[Saved entries]

========================================

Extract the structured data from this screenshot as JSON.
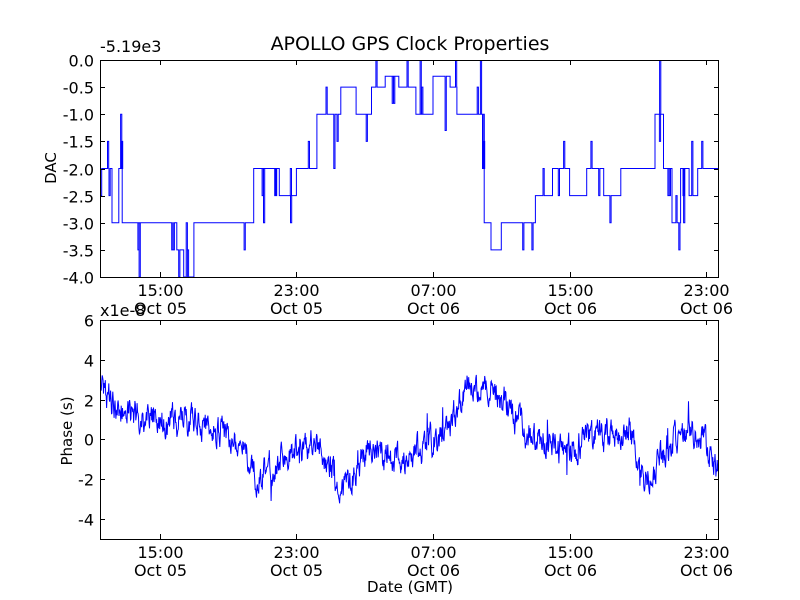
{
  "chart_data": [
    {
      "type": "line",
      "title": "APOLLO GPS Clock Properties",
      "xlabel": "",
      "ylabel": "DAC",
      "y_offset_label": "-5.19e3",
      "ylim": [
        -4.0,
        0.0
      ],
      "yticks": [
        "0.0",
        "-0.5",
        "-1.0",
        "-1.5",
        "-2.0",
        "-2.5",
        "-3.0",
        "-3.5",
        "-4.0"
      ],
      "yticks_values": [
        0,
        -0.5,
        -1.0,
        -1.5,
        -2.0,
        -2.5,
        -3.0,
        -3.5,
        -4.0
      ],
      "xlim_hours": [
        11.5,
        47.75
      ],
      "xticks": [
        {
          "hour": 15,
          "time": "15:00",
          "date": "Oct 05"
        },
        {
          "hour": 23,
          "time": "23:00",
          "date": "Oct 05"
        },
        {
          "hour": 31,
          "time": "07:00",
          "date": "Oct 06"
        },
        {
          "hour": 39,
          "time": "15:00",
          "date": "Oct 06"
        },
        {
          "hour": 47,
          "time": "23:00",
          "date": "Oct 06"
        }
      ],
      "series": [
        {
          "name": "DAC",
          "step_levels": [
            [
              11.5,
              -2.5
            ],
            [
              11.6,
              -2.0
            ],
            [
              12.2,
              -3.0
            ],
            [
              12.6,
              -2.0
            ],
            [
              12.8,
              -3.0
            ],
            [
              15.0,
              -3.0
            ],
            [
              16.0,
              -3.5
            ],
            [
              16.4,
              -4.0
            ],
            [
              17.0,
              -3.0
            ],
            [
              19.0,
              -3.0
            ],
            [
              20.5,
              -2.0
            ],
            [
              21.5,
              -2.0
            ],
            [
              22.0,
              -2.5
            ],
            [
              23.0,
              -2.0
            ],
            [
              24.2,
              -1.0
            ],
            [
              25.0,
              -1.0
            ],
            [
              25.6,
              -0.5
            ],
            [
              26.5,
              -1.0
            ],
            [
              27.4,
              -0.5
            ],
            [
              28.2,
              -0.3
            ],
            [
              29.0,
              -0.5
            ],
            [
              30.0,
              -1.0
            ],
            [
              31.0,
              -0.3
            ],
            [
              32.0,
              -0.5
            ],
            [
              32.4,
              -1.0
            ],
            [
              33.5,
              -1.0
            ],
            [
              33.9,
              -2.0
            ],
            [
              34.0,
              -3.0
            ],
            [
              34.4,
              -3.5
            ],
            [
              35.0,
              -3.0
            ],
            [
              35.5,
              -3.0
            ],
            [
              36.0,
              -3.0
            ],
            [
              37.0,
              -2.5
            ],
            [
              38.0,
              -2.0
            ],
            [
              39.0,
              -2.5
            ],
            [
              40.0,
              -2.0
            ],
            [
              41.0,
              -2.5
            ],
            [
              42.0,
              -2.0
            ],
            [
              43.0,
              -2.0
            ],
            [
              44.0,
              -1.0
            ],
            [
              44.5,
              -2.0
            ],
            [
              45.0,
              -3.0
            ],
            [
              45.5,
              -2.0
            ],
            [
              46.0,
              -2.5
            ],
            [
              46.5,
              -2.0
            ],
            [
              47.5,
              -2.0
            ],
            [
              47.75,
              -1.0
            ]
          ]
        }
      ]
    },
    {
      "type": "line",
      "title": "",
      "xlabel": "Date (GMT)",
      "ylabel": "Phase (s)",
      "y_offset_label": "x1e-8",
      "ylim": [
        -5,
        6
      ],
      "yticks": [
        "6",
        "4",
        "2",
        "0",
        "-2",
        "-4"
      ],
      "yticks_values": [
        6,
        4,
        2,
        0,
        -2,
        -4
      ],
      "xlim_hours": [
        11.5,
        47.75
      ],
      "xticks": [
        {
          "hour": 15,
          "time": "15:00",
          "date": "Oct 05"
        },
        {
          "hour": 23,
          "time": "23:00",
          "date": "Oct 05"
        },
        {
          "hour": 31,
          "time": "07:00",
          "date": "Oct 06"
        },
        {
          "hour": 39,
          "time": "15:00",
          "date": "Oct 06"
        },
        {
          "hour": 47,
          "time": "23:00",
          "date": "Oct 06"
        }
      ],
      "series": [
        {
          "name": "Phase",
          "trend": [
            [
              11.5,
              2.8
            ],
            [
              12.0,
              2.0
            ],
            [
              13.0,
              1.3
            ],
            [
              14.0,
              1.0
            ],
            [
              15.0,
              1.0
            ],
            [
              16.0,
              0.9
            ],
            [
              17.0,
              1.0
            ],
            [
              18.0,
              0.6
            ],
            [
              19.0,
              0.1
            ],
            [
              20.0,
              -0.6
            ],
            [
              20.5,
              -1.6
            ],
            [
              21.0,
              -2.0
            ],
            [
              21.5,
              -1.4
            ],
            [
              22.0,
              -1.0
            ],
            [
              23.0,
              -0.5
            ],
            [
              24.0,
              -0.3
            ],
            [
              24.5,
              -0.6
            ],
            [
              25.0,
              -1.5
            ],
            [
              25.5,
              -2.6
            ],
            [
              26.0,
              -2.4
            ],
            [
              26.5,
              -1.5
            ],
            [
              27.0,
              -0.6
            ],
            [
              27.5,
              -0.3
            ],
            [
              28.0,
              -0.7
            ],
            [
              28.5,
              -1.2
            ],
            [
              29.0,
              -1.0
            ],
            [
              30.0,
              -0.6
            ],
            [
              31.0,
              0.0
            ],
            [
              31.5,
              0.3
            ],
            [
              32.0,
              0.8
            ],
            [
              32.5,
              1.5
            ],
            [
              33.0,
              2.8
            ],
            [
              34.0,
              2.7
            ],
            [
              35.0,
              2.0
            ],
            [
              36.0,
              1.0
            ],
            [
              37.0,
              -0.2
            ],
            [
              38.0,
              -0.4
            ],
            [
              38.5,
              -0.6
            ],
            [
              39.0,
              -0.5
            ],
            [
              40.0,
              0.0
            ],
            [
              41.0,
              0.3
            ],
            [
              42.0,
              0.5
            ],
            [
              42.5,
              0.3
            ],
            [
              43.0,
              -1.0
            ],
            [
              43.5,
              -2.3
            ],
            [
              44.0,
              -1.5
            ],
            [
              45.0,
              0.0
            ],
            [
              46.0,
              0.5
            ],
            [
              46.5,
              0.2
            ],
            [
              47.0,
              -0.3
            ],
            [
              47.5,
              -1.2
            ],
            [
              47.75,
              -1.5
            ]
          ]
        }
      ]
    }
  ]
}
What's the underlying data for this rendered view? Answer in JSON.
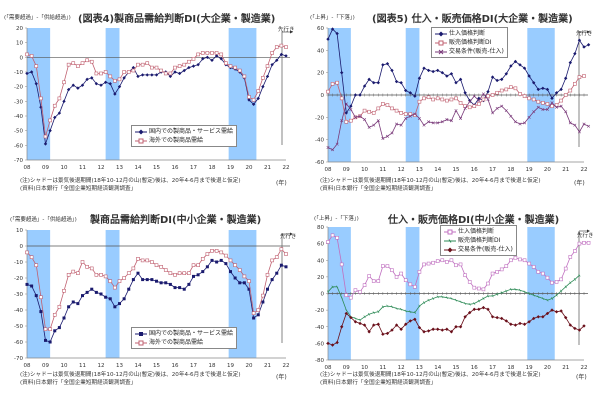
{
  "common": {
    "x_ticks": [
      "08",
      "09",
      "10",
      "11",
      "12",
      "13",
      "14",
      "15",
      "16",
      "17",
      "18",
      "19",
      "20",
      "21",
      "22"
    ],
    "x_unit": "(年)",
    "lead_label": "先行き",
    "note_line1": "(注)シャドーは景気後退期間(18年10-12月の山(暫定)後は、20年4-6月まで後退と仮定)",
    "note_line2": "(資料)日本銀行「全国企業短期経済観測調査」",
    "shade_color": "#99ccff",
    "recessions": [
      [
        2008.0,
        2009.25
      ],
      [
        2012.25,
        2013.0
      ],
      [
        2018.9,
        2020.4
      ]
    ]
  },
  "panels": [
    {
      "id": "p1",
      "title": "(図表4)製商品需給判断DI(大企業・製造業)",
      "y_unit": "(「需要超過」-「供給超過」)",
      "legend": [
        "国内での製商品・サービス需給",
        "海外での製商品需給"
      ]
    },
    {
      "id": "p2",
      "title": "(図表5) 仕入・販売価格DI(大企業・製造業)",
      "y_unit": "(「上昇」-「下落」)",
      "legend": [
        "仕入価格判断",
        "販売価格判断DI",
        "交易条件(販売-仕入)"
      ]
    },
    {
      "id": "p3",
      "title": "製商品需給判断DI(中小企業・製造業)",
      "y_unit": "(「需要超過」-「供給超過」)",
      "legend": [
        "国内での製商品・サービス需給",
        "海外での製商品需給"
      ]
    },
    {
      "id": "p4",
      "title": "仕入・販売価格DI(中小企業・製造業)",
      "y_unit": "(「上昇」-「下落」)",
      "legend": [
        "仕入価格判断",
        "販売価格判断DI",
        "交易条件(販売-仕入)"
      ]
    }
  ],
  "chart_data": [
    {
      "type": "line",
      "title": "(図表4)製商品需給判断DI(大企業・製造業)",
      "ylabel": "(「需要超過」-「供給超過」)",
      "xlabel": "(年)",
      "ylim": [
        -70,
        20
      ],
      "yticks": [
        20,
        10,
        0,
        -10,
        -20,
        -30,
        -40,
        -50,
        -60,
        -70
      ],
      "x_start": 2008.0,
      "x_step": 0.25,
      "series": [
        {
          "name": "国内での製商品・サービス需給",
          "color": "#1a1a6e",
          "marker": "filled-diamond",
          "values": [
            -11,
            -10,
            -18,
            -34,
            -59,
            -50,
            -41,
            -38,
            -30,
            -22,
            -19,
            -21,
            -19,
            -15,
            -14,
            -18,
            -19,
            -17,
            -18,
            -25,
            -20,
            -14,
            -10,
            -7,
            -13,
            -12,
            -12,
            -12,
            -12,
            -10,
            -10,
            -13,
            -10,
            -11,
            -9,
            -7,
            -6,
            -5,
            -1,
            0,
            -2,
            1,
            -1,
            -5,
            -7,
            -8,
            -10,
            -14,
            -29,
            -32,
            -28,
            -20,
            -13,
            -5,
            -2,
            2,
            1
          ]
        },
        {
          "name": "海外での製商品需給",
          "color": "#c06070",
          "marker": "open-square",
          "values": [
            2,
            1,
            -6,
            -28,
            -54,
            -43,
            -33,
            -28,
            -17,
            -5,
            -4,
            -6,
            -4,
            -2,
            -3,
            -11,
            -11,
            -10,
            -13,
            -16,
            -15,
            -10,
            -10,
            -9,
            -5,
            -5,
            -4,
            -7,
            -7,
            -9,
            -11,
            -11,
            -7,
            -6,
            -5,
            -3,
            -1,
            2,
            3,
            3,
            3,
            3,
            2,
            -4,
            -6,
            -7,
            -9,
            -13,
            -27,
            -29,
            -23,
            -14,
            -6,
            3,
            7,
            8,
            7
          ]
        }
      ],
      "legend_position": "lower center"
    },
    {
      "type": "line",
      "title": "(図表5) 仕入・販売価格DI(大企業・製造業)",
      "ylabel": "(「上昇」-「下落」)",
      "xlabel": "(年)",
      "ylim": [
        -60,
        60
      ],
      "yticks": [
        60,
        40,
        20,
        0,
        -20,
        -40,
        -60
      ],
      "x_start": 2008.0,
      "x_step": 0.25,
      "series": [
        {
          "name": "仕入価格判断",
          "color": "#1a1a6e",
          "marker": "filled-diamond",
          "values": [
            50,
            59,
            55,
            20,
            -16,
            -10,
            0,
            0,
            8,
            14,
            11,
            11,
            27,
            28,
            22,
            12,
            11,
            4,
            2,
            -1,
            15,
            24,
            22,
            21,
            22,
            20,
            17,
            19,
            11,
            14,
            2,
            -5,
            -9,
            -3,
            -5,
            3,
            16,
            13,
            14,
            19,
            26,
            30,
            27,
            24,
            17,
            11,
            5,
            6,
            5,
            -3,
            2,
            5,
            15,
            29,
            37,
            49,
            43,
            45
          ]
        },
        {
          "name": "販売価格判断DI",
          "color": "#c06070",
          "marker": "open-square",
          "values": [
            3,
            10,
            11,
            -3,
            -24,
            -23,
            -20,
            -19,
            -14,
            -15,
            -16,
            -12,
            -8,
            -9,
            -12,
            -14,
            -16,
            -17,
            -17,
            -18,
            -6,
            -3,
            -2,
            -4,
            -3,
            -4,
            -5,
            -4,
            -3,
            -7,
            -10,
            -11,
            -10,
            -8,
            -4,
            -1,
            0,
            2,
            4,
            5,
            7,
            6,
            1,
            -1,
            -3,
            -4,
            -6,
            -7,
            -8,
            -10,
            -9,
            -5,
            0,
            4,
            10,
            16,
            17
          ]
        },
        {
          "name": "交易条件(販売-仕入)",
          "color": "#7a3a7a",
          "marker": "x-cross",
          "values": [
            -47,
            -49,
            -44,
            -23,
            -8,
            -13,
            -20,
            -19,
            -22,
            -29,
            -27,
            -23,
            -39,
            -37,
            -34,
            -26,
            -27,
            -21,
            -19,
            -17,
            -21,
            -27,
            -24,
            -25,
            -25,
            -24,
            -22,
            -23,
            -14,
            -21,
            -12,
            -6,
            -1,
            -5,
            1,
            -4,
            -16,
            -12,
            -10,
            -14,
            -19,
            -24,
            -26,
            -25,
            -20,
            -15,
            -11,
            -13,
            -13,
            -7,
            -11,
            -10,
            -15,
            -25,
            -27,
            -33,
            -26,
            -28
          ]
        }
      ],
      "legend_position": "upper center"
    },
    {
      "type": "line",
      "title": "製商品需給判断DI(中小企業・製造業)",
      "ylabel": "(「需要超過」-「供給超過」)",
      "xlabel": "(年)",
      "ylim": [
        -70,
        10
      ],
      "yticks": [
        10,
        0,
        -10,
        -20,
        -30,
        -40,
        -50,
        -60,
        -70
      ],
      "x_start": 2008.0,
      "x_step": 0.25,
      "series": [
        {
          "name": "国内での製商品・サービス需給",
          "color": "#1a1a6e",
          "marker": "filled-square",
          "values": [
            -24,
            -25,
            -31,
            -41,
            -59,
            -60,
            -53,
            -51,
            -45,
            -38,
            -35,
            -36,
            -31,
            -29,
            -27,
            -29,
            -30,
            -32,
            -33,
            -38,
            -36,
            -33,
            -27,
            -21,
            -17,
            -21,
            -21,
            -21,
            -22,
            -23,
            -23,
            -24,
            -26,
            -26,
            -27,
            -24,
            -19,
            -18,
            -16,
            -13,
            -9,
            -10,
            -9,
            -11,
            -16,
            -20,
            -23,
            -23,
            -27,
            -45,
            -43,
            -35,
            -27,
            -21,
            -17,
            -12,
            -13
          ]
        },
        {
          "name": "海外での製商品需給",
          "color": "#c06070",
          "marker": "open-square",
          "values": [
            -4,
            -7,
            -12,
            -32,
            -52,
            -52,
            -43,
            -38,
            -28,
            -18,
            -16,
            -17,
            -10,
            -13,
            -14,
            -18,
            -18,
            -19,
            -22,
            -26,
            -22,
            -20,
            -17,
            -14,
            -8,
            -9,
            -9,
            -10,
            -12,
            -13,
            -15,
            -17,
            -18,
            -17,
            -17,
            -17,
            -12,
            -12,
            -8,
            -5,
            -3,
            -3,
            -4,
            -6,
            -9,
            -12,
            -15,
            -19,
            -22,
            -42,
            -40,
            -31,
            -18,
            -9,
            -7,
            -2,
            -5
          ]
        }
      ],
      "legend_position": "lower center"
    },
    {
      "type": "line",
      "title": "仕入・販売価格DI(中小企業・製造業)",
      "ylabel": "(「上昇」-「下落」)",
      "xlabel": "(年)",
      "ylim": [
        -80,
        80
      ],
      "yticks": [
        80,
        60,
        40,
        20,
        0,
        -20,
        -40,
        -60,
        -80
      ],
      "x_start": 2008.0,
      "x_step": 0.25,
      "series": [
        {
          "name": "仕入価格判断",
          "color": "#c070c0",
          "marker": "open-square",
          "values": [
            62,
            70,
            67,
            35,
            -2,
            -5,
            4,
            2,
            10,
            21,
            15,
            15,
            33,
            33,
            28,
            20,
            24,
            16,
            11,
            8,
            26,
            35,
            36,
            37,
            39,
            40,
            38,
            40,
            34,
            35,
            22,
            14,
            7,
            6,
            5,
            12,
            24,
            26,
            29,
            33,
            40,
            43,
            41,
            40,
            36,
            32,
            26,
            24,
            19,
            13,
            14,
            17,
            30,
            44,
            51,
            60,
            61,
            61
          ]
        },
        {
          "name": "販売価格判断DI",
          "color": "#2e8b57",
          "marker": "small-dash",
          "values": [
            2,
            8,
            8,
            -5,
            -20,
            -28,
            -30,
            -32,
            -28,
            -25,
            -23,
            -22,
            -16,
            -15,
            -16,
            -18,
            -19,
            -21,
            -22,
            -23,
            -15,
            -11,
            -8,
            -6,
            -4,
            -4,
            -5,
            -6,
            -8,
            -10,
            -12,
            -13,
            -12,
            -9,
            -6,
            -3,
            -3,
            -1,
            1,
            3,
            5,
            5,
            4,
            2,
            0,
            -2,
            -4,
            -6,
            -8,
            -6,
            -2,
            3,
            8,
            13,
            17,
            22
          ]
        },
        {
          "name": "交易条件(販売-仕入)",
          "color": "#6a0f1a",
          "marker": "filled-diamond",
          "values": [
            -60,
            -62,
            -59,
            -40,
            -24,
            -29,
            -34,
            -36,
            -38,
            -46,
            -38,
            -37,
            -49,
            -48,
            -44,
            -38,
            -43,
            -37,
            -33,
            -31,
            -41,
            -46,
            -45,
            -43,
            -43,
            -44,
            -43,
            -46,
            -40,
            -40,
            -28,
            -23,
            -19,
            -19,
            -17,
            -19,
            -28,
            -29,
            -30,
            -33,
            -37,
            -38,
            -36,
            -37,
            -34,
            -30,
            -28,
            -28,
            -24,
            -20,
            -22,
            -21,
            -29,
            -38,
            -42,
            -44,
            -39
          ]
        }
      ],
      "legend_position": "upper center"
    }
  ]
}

========================================

Aim of the exercise:
Determine how many lines of the records above contain the word "this", and report only that number.

Solved exercise:
2